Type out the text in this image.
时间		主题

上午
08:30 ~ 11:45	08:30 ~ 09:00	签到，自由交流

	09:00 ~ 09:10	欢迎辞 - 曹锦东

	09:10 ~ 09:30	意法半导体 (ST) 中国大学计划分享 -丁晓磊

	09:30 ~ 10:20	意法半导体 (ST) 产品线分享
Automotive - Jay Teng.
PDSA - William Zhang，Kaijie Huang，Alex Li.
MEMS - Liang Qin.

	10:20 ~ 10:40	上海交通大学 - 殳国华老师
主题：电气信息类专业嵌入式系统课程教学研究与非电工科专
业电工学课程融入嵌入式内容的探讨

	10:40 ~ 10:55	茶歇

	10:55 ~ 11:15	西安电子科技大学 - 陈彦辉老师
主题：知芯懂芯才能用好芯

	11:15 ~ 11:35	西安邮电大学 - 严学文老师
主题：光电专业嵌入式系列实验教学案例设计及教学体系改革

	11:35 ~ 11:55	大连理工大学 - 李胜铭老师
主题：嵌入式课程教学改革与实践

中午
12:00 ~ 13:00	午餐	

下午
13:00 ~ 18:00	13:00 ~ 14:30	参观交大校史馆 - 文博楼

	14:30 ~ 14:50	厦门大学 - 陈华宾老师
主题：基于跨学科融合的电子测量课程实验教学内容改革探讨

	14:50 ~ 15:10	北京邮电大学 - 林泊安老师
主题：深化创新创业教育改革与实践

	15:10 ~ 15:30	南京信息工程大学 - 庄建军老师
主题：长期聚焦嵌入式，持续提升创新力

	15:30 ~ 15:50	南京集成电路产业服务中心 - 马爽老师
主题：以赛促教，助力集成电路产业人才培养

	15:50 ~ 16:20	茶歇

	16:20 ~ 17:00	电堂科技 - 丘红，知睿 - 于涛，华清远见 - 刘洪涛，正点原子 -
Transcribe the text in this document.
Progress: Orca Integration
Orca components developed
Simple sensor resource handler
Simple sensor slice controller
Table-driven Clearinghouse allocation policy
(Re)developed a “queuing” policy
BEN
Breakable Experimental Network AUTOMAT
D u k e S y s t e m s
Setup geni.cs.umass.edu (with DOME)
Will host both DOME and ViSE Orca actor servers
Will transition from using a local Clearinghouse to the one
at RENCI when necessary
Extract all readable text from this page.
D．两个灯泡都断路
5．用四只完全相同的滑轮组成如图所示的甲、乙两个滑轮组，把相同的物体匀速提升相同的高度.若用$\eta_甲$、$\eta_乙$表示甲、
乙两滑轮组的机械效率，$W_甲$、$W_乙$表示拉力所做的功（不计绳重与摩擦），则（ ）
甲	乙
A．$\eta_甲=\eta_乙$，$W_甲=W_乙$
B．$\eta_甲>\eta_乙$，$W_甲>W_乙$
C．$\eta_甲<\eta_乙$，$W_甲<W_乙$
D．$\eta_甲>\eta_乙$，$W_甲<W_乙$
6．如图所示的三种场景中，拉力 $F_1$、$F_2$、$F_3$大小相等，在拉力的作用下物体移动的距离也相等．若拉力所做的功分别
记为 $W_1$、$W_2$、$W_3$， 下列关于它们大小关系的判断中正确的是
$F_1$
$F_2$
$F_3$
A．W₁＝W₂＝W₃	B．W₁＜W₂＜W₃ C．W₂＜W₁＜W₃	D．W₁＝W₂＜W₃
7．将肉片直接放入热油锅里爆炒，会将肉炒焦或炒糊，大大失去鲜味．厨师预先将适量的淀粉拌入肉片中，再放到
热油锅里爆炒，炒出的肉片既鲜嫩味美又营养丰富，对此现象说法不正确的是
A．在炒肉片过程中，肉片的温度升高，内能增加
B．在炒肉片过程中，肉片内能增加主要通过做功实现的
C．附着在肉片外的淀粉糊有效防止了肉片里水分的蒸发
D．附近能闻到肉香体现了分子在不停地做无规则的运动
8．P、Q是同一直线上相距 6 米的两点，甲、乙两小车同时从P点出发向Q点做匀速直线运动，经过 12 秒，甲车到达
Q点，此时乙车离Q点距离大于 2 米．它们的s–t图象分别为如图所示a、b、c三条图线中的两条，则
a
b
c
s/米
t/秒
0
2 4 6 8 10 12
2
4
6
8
========================
• WRITTEN EXERCISE: Using the listing above, retype each line exactly.

• RESPONSE:
Type out the text in this image.
时间		主题

上午
08:30 ~ 11:45	08:30 ~ 09:00	签到，自由交流

	09:00 ~ 09:10	欢迎辞 - 曹锦东

	09:10 ~ 09:30	意法半导体 (ST) 中国大学计划分享 -丁晓磊

	09:30 ~ 10:20	意法半导体 (ST) 产品线分享
Automotive - Jay Teng.
PDSA - William Zhang，Kaijie Huang，Alex Li.
MEMS - Liang Qin.

	10:20 ~ 10:40	上海交通大学 - 殳国华老师
主题：电气信息类专业嵌入式系统课程教学研究与非电工科专
业电工学课程融入嵌入式内容的探讨

	10:40 ~ 10:55	茶歇

	10:55 ~ 11:15	西安电子科技大学 - 陈彦辉老师
主题：知芯懂芯才能用好芯

	11:15 ~ 11:35	西安邮电大学 - 严学文老师
主题：光电专业嵌入式系列实验教学案例设计及教学体系改革

	11:35 ~ 11:55	大连理工大学 - 李胜铭老师
主题：嵌入式课程教学改革与实践

中午
12:00 ~ 13:00	午餐	

下午
13:00 ~ 18:00	13:00 ~ 14:30	参观交大校史馆 - 文博楼

	14:30 ~ 14:50	厦门大学 - 陈华宾老师
主题：基于跨学科融合的电子测量课程实验教学内容改革探讨

	14:50 ~ 15:10	北京邮电大学 - 林泊安老师
主题：深化创新创业教育改革与实践

	15:10 ~ 15:30	南京信息工程大学 - 庄建军老师
主题：长期聚焦嵌入式，持续提升创新力

	15:30 ~ 15:50	南京集成电路产业服务中心 - 马爽老师
主题：以赛促教，助力集成电路产业人才培养

	15:50 ~ 16:20	茶歇

	16:20 ~ 17:00	电堂科技 - 丘红，知睿 - 于涛，华清远见 - 刘洪涛，正点原子 -
Transcribe the text in this document.
Progress: Orca Integration
Orca components developed
Simple sensor resource handler
Simple sensor slice controller
Table-driven Clearinghouse allocation policy
(Re)developed a “queuing” policy
BEN
Breakable Experimental Network AUTOMAT
D u k e S y s t e m s
Setup geni.cs.umass.edu (with DOME)
Will host both DOME and ViSE Orca actor servers
Will transition from using a local Clearinghouse to the one
at RENCI when necessary
Extract all readable text from this page.
D．两个灯泡都断路
5．用四只完全相同的滑轮组成如图所示的甲、乙两个滑轮组，把相同的物体匀速提升相同的高度.若用$\eta_甲$、$\eta_乙$表示甲、
乙两滑轮组的机械效率，$W_甲$、$W_乙$表示拉力所做的功（不计绳重与摩擦），则（ ）
甲	乙
A．$\eta_甲=\eta_乙$，$W_甲=W_乙$
B．$\eta_甲>\eta_乙$，$W_甲>W_乙$
C．$\eta_甲<\eta_乙$，$W_甲<W_乙$
D．$\eta_甲>\eta_乙$，$W_甲<W_乙$
6．如图所示的三种场景中，拉力 $F_1$、$F_2$、$F_3$大小相等，在拉力的作用下物体移动的距离也相等．若拉力所做的功分别
记为 $W_1$、$W_2$、$W_3$， 下列关于它们大小关系的判断中正确的是
$F_1$
$F_2$
$F_3$
A．W₁＝W₂＝W₃	B．W₁＜W₂＜W₃ C．W₂＜W₁＜W₃	D．W₁＝W₂＜W₃
7．将肉片直接放入热油锅里爆炒，会将肉炒焦或炒糊，大大失去鲜味．厨师预先将适量的淀粉拌入肉片中，再放到
热油锅里爆炒，炒出的肉片既鲜嫩味美又营养丰富，对此现象说法不正确的是
A．在炒肉片过程中，肉片的温度升高，内能增加
B．在炒肉片过程中，肉片内能增加主要通过做功实现的
C．附着在肉片外的淀粉糊有效防止了肉片里水分的蒸发
D．附近能闻到肉香体现了分子在不停地做无规则的运动
8．P、Q是同一直线上相距 6 米的两点，甲、乙两小车同时从P点出发向Q点做匀速直线运动，经过 12 秒，甲车到达
Q点，此时乙车离Q点距离大于 2 米．它们的s–t图象分别为如图所示a、b、c三条图线中的两条，则
a
b
c
s/米
t/秒
0
2 4 6 8 10 12
2
4
6
8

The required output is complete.